**Required work:** Extract the full listing below without altering a single character.

START Data for processing

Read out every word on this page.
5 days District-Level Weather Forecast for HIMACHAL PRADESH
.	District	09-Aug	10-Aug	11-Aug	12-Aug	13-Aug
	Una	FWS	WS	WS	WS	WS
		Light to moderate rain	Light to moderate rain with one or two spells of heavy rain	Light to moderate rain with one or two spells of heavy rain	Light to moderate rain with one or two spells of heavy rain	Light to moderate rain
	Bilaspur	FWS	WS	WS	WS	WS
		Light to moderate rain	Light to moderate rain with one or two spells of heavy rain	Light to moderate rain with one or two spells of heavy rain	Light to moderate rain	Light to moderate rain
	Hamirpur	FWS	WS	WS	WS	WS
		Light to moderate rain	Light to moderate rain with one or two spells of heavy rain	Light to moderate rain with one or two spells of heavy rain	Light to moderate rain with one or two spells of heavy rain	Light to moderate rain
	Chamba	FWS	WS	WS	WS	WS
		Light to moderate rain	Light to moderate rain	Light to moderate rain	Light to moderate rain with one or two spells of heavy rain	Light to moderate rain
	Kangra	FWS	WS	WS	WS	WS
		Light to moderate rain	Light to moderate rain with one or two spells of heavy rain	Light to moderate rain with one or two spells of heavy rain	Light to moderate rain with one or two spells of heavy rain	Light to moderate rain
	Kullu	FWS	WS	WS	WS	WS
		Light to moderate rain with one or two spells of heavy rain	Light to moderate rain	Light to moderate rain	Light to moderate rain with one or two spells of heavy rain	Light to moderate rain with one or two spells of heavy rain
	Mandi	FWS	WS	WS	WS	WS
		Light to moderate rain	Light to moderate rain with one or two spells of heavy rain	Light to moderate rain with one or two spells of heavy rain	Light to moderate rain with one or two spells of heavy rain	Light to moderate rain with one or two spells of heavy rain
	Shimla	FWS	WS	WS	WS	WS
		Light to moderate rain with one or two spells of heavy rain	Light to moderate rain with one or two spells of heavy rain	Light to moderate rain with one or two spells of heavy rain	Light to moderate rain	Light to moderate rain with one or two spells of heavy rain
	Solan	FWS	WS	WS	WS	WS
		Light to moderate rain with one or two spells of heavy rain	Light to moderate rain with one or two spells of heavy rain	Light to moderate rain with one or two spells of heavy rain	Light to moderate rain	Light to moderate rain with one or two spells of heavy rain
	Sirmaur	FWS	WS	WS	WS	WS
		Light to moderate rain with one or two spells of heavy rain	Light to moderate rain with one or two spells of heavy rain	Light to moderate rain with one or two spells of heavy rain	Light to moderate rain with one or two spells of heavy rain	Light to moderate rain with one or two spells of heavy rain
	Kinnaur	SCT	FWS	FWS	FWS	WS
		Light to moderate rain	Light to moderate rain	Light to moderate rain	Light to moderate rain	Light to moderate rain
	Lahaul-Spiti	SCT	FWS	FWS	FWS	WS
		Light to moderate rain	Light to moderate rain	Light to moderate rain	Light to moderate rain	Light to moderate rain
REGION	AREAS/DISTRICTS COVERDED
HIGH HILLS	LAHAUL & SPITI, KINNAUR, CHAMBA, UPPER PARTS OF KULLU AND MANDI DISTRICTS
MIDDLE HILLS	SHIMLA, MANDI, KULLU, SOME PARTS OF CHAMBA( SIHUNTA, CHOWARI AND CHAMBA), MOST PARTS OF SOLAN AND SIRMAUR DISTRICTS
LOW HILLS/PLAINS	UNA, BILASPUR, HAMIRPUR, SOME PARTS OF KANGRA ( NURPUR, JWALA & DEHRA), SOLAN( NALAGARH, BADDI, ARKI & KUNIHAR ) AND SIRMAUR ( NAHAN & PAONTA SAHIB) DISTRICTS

END Data for processing

**Correct response:**
Read out every word on this page.
5 days District-Level Weather Forecast for HIMACHAL PRADESH
.	District	09-Aug	10-Aug	11-Aug	12-Aug	13-Aug
	Una	FWS	WS	WS	WS	WS
		Light to moderate rain	Light to moderate rain with one or two spells of heavy rain	Light to moderate rain with one or two spells of heavy rain	Light to moderate rain with one or two spells of heavy rain	Light to moderate rain
	Bilaspur	FWS	WS	WS	WS	WS
		Light to moderate rain	Light to moderate rain with one or two spells of heavy rain	Light to moderate rain with one or two spells of heavy rain	Light to moderate rain	Light to moderate rain
	Hamirpur	FWS	WS	WS	WS	WS
		Light to moderate rain	Light to moderate rain with one or two spells of heavy rain	Light to moderate rain with one or two spells of heavy rain	Light to moderate rain with one or two spells of heavy rain	Light to moderate rain
	Chamba	FWS	WS	WS	WS	WS
		Light to moderate rain	Light to moderate rain	Light to moderate rain	Light to moderate rain with one or two spells of heavy rain	Light to moderate rain
	Kangra	FWS	WS	WS	WS	WS
		Light to moderate rain	Light to moderate rain with one or two spells of heavy rain	Light to moderate rain with one or two spells of heavy rain	Light to moderate rain with one or two spells of heavy rain	Light to moderate rain
	Kullu	FWS	WS	WS	WS	WS
		Light to moderate rain with one or two spells of heavy rain	Light to moderate rain	Light to moderate rain	Light to moderate rain with one or two spells of heavy rain	Light to moderate rain with one or two spells of heavy rain
	Mandi	FWS	WS	WS	WS	WS
		Light to moderate rain	Light to moderate rain with one or two spells of heavy rain	Light to moderate rain with one or two spells of heavy rain	Light to moderate rain with one or two spells of heavy rain	Light to moderate rain with one or two spells of heavy rain
	Shimla	FWS	WS	WS	WS	WS
		Light to moderate rain with one or two spells of heavy rain	Light to moderate rain with one or two spells of heavy rain	Light to moderate rain with one or two spells of heavy rain	Light to moderate rain	Light to moderate rain with one or two spells of heavy rain
	Solan	FWS	WS	WS	WS	WS
		Light to moderate rain with one or two spells of heavy rain	Light to moderate rain with one or two spells of heavy rain	Light to moderate rain with one or two spells of heavy rain	Light to moderate rain	Light to moderate rain with one or two spells of heavy rain
	Sirmaur	FWS	WS	WS	WS	WS
		Light to moderate rain with one or two spells of heavy rain	Light to moderate rain with one or two spells of heavy rain	Light to moderate rain with one or two spells of heavy rain	Light to moderate rain with one or two spells of heavy rain	Light to moderate rain with one or two spells of heavy rain
	Kinnaur	SCT	FWS	FWS	FWS	WS
		Light to moderate rain	Light to moderate rain	Light to moderate rain	Light to moderate rain	Light to moderate rain
	Lahaul-Spiti	SCT	FWS	FWS	FWS	WS
		Light to moderate rain	Light to moderate rain	Light to moderate rain	Light to moderate rain	Light to moderate rain
REGION	AREAS/DISTRICTS COVERDED
HIGH HILLS	LAHAUL & SPITI, KINNAUR, CHAMBA, UPPER PARTS OF KULLU AND MANDI DISTRICTS
MIDDLE HILLS	SHIMLA, MANDI, KULLU, SOME PARTS OF CHAMBA( SIHUNTA, CHOWARI AND CHAMBA), MOST PARTS OF SOLAN AND SIRMAUR DISTRICTS
LOW HILLS/PLAINS	UNA, BILASPUR, HAMIRPUR, SOME PARTS OF KANGRA ( NURPUR, JWALA & DEHRA), SOLAN( NALAGARH, BADDI, ARKI & KUNIHAR ) AND SIRMAUR ( NAHAN & PAONTA SAHIB) DISTRICTS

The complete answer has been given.